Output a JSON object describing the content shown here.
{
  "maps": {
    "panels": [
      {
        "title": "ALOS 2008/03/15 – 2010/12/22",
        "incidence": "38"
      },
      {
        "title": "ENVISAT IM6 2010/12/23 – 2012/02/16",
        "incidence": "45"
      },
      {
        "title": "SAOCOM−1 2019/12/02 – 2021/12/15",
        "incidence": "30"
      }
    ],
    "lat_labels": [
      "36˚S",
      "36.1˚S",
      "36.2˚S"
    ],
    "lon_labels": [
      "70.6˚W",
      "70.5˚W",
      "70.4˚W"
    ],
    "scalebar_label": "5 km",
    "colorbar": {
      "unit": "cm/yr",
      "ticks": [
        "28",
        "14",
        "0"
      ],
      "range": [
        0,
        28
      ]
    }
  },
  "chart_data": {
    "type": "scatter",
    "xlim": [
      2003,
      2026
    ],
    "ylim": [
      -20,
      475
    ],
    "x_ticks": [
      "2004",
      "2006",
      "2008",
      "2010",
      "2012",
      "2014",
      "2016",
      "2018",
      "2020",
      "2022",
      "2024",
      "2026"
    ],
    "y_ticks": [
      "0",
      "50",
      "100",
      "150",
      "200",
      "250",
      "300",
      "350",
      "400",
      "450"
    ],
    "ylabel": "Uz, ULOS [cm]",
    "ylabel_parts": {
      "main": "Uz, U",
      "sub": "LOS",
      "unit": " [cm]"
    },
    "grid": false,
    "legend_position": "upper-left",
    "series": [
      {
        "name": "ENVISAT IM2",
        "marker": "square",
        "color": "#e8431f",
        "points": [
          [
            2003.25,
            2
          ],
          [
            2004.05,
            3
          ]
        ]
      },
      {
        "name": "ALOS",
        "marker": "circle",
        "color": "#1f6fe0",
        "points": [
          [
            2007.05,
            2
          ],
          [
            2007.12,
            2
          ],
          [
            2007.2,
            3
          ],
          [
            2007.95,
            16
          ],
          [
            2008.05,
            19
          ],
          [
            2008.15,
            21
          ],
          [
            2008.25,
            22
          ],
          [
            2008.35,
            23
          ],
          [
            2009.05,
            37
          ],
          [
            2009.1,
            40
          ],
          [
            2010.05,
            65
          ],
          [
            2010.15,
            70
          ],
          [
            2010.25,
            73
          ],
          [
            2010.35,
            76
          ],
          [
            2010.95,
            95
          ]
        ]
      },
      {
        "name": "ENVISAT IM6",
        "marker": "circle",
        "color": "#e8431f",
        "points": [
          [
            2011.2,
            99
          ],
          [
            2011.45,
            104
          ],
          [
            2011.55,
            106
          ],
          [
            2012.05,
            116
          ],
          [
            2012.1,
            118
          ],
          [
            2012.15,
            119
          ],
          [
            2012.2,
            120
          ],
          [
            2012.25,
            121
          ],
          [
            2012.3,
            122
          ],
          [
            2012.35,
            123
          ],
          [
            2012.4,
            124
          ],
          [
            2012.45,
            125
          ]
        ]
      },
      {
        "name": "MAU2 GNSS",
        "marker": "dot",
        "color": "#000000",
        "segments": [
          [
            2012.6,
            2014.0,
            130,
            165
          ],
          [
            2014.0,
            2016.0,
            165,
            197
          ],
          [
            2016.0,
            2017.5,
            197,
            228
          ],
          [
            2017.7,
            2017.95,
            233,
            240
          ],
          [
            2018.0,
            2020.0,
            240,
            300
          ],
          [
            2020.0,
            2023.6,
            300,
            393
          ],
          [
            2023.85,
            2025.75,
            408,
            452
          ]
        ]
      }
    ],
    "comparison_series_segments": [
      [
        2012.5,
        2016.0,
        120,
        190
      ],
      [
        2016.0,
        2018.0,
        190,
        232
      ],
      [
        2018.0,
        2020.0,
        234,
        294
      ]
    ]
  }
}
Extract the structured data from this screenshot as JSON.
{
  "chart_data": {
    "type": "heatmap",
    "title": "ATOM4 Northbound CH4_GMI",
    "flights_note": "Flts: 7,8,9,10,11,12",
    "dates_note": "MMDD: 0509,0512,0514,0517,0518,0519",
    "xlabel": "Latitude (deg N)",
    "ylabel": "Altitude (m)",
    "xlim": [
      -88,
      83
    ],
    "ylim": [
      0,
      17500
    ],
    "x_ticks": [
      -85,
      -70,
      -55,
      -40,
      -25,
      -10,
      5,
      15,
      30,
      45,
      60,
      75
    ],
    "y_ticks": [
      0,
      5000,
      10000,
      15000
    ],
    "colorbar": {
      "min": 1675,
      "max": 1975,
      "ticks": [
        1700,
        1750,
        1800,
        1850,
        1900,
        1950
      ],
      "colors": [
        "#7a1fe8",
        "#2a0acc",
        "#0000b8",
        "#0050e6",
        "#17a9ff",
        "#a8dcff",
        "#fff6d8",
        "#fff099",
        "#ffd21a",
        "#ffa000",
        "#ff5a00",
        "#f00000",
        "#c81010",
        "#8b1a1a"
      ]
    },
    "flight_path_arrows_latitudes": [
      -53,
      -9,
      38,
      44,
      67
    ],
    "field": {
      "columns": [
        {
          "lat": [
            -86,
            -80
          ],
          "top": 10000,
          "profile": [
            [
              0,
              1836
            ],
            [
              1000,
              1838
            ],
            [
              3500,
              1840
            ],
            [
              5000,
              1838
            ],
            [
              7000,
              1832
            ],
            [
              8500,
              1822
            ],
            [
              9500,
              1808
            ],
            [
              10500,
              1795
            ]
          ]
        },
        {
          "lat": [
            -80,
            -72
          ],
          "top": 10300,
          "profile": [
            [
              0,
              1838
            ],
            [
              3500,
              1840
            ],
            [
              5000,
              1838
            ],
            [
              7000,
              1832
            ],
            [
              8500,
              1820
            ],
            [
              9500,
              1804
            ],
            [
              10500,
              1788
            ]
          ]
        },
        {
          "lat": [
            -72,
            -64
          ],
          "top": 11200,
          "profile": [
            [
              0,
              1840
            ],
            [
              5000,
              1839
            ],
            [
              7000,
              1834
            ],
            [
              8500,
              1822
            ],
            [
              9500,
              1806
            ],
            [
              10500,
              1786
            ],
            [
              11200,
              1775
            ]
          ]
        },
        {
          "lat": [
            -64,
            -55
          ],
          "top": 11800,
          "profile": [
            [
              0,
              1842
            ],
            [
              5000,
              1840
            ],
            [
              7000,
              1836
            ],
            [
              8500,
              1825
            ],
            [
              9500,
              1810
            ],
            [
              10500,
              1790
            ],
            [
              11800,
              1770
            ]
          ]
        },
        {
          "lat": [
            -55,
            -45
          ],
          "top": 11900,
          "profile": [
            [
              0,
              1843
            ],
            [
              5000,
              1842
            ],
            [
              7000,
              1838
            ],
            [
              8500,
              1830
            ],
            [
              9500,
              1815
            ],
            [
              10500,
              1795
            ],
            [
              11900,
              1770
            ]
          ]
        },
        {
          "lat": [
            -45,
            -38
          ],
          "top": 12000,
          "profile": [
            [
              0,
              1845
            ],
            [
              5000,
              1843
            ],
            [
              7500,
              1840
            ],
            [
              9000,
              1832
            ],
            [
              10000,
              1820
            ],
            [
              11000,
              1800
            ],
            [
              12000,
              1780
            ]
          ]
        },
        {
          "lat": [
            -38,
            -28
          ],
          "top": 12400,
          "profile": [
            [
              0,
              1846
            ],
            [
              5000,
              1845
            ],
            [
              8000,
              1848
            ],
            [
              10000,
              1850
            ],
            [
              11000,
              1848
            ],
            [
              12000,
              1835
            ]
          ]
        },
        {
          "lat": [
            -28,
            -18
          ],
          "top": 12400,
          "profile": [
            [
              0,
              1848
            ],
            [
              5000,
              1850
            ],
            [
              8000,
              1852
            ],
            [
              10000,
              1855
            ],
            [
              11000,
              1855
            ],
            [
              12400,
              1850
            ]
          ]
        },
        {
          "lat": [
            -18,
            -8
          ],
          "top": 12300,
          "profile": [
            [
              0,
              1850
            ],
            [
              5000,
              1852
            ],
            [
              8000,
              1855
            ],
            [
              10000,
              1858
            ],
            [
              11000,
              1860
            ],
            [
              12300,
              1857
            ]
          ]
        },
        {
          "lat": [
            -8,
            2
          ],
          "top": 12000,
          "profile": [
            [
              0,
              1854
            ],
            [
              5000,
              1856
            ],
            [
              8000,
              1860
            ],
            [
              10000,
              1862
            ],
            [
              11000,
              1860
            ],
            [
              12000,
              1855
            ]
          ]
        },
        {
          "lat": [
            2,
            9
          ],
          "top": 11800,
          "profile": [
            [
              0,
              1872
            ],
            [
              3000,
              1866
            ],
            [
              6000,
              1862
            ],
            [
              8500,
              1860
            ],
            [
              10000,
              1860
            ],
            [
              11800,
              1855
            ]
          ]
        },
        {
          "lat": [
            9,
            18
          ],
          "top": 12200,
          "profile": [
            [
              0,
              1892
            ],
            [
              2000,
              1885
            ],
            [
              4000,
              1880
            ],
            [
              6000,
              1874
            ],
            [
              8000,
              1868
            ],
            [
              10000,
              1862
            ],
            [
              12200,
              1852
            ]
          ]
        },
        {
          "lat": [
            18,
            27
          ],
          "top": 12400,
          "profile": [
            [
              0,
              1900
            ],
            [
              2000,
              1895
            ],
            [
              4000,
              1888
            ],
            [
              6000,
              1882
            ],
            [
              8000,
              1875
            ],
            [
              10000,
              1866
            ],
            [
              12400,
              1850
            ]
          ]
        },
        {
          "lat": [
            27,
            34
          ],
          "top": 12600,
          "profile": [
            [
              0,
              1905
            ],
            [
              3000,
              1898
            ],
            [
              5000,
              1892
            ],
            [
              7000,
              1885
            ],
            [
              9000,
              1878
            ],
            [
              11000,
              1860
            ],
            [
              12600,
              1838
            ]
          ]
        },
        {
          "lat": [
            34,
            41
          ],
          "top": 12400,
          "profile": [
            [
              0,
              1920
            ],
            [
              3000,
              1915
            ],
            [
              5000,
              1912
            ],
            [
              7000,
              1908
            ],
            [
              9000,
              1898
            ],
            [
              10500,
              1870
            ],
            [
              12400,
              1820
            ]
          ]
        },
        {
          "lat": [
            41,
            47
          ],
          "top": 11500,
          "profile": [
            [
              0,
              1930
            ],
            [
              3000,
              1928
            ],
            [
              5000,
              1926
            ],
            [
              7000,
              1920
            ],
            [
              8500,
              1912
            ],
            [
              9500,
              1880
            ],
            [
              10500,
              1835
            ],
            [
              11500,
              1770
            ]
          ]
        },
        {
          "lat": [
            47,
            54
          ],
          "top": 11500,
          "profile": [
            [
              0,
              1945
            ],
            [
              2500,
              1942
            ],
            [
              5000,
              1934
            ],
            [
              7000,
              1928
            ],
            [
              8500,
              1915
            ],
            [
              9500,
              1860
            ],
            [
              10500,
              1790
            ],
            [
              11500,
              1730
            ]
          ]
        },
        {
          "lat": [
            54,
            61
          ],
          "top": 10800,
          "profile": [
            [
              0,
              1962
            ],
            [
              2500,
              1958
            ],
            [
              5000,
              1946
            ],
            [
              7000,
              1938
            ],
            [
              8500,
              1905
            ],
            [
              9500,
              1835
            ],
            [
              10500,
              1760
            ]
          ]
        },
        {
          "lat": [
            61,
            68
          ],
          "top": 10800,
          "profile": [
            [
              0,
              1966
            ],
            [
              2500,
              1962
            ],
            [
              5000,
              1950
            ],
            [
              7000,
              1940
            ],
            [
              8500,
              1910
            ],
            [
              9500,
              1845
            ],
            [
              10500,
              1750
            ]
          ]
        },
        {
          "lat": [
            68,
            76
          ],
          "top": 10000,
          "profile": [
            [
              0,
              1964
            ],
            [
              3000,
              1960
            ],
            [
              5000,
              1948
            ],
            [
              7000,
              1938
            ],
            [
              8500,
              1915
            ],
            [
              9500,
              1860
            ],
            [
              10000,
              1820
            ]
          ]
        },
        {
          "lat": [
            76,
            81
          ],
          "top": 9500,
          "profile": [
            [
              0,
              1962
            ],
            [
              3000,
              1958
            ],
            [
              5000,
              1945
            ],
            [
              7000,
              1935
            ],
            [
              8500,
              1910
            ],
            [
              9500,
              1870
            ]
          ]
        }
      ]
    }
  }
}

**Problem requirements:**
Pull every line containing "marker" out of the data above.

**Output for this exercise:**
        "marker": "square",
        "marker": "circle",
        "marker": "circle",
        "marker": "dot",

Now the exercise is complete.